• [Stated task] Could you transcribe the stretch of the material from its very beginning through the line containing "legend-title: Menny ire", reproducing each line verbatim?
* BEGIN Data provided *
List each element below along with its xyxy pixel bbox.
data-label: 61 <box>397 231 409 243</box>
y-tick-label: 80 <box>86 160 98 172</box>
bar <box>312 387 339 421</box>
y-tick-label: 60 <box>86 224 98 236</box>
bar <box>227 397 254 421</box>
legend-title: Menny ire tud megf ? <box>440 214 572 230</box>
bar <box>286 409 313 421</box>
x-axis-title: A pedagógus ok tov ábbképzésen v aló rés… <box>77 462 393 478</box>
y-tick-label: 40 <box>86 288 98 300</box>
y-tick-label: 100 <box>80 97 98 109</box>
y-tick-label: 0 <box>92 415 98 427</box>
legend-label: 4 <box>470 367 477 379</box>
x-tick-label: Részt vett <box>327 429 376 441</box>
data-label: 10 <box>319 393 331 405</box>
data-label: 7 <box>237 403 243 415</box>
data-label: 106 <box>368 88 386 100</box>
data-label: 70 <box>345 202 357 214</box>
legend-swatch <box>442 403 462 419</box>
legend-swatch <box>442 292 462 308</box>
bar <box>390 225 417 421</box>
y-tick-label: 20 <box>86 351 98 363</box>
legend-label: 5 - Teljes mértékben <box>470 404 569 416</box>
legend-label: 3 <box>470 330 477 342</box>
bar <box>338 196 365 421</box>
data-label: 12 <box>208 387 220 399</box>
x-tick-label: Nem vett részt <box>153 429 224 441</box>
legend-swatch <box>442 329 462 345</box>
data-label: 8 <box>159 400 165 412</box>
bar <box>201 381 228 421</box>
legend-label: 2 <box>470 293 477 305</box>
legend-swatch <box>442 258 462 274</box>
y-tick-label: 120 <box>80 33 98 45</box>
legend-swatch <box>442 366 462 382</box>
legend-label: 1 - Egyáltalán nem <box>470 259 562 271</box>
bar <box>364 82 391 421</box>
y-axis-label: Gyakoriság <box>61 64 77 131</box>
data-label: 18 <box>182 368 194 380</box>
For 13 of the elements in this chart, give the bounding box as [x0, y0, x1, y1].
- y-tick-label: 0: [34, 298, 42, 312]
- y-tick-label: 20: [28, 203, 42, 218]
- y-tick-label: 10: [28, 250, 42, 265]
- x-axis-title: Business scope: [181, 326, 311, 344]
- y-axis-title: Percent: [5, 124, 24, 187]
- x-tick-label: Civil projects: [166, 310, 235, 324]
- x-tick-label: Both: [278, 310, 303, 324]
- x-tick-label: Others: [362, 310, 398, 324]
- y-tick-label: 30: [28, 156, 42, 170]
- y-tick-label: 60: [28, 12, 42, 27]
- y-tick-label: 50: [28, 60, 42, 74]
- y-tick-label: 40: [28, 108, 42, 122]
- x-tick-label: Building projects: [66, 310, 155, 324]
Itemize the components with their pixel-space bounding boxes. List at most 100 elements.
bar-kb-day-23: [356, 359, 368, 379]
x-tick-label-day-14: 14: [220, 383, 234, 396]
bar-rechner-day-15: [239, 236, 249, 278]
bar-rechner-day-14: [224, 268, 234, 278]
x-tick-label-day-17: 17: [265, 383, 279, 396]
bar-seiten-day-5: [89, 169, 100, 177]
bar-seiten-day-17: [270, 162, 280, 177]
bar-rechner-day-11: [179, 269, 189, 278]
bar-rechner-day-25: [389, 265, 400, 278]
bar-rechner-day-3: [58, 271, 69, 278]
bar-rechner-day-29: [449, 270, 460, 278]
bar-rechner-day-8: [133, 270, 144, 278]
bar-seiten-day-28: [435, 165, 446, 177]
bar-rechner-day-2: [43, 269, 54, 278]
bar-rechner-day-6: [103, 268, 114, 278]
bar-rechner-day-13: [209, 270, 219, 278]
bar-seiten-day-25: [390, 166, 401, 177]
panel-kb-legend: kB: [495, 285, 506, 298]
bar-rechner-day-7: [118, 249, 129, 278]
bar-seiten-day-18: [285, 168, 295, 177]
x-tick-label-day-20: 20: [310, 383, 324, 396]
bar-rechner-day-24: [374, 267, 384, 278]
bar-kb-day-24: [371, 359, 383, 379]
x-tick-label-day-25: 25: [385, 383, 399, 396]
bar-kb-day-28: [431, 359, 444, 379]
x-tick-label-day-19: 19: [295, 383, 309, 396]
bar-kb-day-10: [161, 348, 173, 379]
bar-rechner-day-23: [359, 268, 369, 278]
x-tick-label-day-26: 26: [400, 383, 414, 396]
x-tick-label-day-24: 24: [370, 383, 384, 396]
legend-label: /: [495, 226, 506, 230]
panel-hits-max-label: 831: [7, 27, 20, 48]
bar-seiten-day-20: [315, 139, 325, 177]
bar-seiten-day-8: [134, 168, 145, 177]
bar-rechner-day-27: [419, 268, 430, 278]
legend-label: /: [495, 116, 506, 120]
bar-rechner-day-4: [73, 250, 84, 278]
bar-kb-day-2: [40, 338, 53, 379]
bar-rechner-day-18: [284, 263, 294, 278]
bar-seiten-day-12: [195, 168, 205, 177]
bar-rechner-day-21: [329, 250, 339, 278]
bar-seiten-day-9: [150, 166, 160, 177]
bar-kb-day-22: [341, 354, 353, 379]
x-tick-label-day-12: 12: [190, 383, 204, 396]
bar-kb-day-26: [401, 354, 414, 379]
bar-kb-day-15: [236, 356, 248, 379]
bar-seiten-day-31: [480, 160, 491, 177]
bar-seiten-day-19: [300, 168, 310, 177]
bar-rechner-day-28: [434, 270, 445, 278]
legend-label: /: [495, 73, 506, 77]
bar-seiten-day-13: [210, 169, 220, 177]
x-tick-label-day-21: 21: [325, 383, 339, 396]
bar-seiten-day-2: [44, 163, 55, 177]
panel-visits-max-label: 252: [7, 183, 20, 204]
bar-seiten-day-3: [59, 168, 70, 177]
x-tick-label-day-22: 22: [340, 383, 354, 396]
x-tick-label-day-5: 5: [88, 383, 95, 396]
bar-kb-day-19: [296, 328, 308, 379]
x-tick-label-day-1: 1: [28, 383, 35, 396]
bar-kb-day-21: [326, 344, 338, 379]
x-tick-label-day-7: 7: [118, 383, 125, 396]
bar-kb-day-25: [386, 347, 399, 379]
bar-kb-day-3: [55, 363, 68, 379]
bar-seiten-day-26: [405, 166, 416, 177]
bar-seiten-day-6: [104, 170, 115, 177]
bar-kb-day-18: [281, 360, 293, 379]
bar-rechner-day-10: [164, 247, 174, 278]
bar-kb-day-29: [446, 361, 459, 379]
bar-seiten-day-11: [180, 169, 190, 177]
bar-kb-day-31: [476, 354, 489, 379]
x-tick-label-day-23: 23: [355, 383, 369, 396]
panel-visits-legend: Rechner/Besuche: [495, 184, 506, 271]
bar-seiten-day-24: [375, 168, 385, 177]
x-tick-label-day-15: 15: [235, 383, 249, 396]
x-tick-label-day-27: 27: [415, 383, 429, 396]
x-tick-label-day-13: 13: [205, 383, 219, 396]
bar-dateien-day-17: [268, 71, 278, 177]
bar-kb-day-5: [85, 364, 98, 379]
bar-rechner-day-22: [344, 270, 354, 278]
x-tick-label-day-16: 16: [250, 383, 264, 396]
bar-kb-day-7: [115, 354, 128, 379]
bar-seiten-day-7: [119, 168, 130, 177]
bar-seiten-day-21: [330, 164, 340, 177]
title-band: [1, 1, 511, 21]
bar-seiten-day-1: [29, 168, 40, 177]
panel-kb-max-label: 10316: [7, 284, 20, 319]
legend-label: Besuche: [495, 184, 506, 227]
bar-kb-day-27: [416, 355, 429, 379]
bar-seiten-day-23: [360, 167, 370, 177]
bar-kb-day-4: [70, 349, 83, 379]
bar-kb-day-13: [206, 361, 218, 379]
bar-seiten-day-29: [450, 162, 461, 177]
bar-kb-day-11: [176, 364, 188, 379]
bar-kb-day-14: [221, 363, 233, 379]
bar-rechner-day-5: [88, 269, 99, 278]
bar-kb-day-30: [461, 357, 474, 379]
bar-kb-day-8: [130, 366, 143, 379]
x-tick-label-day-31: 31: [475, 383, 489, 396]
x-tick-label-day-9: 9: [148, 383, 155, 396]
* END Data provided *
• [The response]
List each element below along with its xyxy pixel bbox.
data-label: 61 <box>397 231 409 243</box>
y-tick-label: 80 <box>86 160 98 172</box>
bar <box>312 387 339 421</box>
y-tick-label: 60 <box>86 224 98 236</box>
bar <box>227 397 254 421</box>
legend-title: Menny ire tud megf ? <box>440 214 572 230</box>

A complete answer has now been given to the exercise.